DESCRIPTION OF THE TASK:
In how many lines of the data below does the string "change" appear, with case counting? Reply with the number alone.

Spatial annotation entries
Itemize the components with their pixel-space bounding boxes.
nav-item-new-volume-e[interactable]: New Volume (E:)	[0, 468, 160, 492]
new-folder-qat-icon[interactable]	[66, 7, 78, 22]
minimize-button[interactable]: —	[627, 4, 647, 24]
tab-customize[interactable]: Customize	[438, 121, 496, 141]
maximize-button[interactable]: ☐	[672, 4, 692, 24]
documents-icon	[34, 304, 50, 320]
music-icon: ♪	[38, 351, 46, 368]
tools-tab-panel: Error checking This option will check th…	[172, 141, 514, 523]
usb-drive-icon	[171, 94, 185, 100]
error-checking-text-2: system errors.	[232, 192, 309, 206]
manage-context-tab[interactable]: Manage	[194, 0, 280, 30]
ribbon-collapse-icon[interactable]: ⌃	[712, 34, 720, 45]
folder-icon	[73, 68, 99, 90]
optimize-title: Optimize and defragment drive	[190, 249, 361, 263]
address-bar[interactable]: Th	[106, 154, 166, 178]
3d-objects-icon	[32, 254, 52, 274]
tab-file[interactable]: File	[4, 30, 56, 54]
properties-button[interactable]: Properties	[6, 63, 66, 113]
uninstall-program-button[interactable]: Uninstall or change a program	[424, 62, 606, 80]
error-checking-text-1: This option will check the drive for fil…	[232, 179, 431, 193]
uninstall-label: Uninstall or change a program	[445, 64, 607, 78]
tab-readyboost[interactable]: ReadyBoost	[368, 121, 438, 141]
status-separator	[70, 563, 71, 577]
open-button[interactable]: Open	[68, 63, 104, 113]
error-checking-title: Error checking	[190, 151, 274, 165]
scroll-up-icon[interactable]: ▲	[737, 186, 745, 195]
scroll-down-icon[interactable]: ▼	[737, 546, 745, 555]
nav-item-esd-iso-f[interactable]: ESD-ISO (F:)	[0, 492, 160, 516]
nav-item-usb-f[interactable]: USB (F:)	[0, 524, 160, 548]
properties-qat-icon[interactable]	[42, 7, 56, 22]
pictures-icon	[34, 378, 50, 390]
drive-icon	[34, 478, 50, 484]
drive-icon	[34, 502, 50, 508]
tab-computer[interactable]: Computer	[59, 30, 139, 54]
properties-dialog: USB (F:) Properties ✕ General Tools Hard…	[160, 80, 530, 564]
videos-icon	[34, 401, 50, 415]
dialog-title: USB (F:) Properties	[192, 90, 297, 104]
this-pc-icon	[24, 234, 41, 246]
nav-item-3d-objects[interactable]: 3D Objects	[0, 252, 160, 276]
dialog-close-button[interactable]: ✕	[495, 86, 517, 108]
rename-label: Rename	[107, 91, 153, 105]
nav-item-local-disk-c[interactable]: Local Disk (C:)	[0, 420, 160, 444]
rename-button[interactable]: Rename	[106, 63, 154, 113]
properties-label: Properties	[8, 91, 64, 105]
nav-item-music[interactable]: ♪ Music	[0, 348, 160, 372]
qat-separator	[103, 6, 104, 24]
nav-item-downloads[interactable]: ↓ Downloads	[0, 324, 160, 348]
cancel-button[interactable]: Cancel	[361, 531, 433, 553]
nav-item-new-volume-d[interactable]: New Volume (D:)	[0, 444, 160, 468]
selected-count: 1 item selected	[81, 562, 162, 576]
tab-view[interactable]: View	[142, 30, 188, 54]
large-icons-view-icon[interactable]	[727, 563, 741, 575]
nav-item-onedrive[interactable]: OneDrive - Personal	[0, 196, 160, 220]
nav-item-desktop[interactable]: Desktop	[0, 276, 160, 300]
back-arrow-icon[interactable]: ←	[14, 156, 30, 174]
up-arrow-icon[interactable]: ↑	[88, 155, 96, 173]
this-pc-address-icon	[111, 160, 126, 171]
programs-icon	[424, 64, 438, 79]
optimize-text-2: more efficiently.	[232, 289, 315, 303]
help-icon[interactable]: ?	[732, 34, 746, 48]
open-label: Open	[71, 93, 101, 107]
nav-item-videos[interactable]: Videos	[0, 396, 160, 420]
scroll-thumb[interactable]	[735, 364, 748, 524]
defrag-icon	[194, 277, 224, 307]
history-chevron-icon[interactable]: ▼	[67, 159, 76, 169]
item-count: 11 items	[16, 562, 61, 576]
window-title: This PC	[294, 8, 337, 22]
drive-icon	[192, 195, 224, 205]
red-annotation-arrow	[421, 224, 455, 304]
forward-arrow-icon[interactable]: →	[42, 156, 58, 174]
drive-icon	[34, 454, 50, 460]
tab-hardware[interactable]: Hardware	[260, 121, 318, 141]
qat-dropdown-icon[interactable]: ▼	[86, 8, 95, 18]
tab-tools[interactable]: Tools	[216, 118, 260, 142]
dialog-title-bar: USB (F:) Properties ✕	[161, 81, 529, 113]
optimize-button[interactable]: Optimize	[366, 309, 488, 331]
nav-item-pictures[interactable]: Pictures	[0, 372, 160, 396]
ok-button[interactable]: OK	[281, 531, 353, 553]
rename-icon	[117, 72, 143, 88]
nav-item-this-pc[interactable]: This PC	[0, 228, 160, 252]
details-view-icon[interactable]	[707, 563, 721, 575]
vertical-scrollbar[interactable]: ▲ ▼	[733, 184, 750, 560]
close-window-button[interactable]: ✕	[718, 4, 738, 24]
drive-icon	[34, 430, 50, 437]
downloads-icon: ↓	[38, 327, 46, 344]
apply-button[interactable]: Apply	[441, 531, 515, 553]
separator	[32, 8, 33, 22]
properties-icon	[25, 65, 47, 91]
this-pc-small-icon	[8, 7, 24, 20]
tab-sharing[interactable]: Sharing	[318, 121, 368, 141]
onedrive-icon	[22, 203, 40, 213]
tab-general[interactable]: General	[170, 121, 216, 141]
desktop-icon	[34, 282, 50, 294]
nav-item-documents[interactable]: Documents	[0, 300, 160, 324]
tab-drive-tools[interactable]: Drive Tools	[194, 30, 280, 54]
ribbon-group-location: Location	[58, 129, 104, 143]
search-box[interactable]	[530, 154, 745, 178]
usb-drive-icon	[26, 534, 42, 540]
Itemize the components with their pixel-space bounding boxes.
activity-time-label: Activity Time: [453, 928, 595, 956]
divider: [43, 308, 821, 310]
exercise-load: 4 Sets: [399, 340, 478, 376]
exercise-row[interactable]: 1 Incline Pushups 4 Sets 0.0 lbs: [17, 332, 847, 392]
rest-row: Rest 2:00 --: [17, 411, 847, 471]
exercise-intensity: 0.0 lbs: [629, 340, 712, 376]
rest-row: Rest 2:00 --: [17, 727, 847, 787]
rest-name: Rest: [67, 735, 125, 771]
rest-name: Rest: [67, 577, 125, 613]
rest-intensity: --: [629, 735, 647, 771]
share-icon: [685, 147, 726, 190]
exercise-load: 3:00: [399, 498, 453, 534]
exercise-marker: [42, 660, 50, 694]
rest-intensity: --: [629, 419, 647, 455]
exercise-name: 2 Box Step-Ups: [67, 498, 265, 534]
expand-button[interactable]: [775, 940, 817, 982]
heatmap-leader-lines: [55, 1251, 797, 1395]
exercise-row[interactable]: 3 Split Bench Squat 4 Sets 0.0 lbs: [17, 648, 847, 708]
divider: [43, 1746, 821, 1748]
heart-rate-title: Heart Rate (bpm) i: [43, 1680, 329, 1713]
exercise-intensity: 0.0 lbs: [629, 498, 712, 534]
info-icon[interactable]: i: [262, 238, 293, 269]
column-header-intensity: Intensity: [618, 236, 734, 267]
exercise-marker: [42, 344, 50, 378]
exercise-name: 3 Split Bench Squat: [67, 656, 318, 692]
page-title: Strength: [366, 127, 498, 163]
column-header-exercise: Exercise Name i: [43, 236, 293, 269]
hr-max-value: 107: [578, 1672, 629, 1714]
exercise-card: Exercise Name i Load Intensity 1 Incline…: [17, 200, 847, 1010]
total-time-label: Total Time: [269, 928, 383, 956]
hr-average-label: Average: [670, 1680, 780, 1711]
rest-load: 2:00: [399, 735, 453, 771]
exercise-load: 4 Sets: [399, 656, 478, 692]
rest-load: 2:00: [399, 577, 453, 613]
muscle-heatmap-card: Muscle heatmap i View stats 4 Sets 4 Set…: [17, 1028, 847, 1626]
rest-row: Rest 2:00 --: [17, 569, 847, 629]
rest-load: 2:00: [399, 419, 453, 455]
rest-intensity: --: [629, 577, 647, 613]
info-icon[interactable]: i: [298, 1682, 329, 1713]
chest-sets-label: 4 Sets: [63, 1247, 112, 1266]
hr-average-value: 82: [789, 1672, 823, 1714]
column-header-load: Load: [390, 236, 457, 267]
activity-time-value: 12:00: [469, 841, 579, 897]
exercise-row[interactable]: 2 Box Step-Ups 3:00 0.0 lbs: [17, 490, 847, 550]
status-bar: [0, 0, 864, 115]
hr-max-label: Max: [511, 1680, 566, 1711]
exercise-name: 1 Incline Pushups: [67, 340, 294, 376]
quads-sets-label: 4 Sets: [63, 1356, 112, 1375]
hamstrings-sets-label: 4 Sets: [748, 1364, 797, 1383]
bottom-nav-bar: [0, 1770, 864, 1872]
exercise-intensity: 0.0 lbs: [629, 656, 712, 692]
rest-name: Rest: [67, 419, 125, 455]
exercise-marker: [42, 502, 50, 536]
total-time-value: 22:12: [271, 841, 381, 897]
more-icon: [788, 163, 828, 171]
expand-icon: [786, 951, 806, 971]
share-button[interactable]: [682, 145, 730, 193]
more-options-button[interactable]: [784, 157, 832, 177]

FULL RESPONSE:
2